SOURCE DOCUMENT
Software & Data Management
IMRA Control Suite provides deterministic, low-latency control of laser parameters including repetition rate, pulse energy (via internal AOM or external attenuator), and burst mode sequencing. The software supports scripting via Python API and integrates natively with LabVIEW, MATLAB, and EPICS environments. All parameter changes are logged with timestamp, operator ID, and system state metadata—enabling full audit trail capability required under GLP and GMP frameworks. Firmware updates preserve backward compatibility and include cryptographic signature verification to ensure integrity. Optional data export formats include HDF5 and CSV, facilitating traceable analysis in compliance with FDA 21 CFR Part 11 for electronic records and signatures.
Applications
- Two-photon fluorescence microscopy and deep-tissue imaging in neuroscience and developmental biology
- Femtosecond laser micromachining of fused silica, sapphire, and glass for microfluidic device fabrication
- Nonlinear spectroscopy including pump-probe transient absorption and coherent anti-Stokes Raman scattering (CARS)
- THz time-domain spectroscopy (THz-TDS) via optical rectification in ZnTe or DAST crystals
- High-precision ophthalmic surgery, including corneal flap creation and intrastromal lenticule extraction
- Pulsed laser deposition (PLD) of functional oxide thin films for optoelectronic and superconducting applications
- Frequency comb stabilization for optical clockwork, metrology, and absolute distance measurement
- Quantum optics experiments requiring high-fidelity entangled photon pair generation via SPDC
FAQ
What is the maximum achievable pulse energy at 1 MHz repetition rate?

WHAT YOU WILL DO
**a.** In the IMRA laser description, which optional data export formats are listed?
**b.** Using the IMRA laser description, decide whether each statement agrees with it, and quote the words that settle each case: (i) The software integrates natively with LabVIEW, MATLAB, and EPICS. (ii) Firmware updates break backward compatibility. (iii) THz time-domain spectroscopy is done via optical rectification in ZnTe or DAST crystals.
**c.** Continue the IMRA laser description after its last line.
None of the work requires the data.

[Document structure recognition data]
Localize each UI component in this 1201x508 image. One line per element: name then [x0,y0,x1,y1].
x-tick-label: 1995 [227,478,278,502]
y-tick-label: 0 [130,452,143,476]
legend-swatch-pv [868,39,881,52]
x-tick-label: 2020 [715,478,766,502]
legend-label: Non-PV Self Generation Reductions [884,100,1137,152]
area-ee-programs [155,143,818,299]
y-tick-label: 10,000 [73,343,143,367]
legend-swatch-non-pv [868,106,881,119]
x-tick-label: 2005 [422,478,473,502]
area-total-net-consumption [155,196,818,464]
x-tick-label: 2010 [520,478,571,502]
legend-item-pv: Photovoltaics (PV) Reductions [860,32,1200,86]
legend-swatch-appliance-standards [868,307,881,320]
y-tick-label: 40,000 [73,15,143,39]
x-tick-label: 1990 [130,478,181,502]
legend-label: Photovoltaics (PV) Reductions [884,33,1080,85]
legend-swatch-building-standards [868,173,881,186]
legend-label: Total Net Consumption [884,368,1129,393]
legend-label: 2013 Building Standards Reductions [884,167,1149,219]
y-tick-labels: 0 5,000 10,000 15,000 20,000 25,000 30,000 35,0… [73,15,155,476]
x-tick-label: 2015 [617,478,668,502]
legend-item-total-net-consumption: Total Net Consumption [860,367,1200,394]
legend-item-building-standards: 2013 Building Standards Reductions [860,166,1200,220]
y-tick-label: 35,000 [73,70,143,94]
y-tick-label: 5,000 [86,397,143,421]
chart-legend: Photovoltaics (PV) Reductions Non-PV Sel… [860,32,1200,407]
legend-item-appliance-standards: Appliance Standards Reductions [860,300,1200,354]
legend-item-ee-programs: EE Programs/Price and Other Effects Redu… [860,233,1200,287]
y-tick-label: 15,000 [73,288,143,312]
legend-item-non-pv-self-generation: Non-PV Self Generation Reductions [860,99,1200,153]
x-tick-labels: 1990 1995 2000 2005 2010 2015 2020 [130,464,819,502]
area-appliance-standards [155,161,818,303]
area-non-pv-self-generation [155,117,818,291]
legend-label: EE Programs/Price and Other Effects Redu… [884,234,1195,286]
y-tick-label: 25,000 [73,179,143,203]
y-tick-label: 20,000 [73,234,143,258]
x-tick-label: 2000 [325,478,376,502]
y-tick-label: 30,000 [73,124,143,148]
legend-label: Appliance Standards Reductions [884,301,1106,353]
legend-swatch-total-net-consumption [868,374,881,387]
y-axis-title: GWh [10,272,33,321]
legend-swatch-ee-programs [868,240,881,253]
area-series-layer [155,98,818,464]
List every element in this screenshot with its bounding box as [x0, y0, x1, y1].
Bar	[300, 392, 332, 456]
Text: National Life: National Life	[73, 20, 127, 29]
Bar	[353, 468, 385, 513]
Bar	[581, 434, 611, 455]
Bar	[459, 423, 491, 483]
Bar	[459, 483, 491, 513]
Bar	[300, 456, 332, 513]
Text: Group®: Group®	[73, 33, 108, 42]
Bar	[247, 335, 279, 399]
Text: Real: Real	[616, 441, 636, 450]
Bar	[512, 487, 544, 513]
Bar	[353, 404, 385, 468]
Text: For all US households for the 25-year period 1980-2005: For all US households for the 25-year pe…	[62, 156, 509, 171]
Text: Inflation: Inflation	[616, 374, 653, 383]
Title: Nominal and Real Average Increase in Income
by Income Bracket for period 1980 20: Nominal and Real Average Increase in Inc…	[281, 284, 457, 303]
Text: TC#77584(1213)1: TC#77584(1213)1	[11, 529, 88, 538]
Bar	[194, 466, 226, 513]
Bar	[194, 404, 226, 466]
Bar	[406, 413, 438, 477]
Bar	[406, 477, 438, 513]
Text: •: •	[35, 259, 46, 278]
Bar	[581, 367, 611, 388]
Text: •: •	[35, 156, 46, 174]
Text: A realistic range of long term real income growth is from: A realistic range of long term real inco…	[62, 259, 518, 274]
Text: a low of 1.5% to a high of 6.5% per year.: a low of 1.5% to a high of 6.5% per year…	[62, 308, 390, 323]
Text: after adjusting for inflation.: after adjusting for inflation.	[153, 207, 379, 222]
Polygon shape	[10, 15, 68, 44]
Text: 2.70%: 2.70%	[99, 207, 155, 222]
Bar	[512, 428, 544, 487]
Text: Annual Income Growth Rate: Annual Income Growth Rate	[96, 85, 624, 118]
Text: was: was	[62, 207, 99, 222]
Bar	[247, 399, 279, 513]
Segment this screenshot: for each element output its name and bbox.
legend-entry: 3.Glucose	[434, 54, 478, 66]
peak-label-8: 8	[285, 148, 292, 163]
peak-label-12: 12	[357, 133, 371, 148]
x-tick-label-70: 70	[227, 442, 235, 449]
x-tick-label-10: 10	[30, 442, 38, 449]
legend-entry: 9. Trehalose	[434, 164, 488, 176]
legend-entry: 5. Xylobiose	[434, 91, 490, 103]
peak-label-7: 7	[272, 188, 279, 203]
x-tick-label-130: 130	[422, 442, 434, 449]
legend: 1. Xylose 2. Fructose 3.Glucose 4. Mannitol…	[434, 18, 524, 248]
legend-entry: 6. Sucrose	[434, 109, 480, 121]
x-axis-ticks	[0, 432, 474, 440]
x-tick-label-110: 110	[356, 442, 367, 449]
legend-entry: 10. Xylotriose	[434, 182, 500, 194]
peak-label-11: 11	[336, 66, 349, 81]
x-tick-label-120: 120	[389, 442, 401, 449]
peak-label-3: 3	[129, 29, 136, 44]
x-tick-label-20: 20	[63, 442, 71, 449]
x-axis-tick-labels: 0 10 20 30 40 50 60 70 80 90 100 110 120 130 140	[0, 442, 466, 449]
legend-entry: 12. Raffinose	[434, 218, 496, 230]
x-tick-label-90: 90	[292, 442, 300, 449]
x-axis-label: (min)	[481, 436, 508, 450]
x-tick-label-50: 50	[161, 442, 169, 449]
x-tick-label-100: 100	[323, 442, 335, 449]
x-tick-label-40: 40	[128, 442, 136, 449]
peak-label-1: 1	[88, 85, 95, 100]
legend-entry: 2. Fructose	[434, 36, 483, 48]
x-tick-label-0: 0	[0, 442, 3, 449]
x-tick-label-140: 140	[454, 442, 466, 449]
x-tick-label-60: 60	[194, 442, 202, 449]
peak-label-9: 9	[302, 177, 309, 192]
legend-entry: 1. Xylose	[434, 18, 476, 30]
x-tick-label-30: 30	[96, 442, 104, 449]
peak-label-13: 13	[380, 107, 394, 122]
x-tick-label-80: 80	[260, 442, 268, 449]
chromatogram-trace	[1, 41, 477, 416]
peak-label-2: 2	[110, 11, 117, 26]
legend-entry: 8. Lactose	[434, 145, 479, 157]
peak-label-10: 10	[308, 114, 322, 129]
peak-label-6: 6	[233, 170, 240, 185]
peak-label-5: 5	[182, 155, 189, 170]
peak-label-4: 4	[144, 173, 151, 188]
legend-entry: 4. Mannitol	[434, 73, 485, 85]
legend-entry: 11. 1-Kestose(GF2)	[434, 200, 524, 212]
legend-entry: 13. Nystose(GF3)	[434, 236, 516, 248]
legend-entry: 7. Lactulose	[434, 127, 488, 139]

ANSWERS BELOW
**a.** HDF5 and CSV.

**b.**
(i) Yes: "integrates natively with LabVIEW, MATLAB, and EPICS environments"
(ii) No: "Firmware updates preserve backward compatibility"
(iii) Yes: "via optical rectification in ZnTe or DAST crystals"

**c.**
The DE-1050 variant delivers >10 µJ at 1 MHz; custom configurations up to 25 µJ are available upon request.
Can the μJewel be synchronized to an external clock signal?
Yes—integrated RF input accepts TTL or sine-wave triggers with jitter <200 fs RMS for multi-laser or pump-probe synchronization.
Is the laser qualified for use inside Class II medical devices?
The μJewel complies with IEC 60601-1 and includes documentation packages supporting IEC 62304 software lifecycle management for embedded control firmware.
Does IMRA provide OEM integration support for volume deployment?
Yes—IMRA offers mechanical, thermal, and electrical interface specifications, along with application engineering consultation for turnkey subsystem integration.
How is beam pointing stability maintained during ambient temperature fluctuations?
The all-fiber CPA architecture minimizes sensitivity to thermal drift; beam pointing deviation remains <5 µrad/°C over 15–35°C operating range.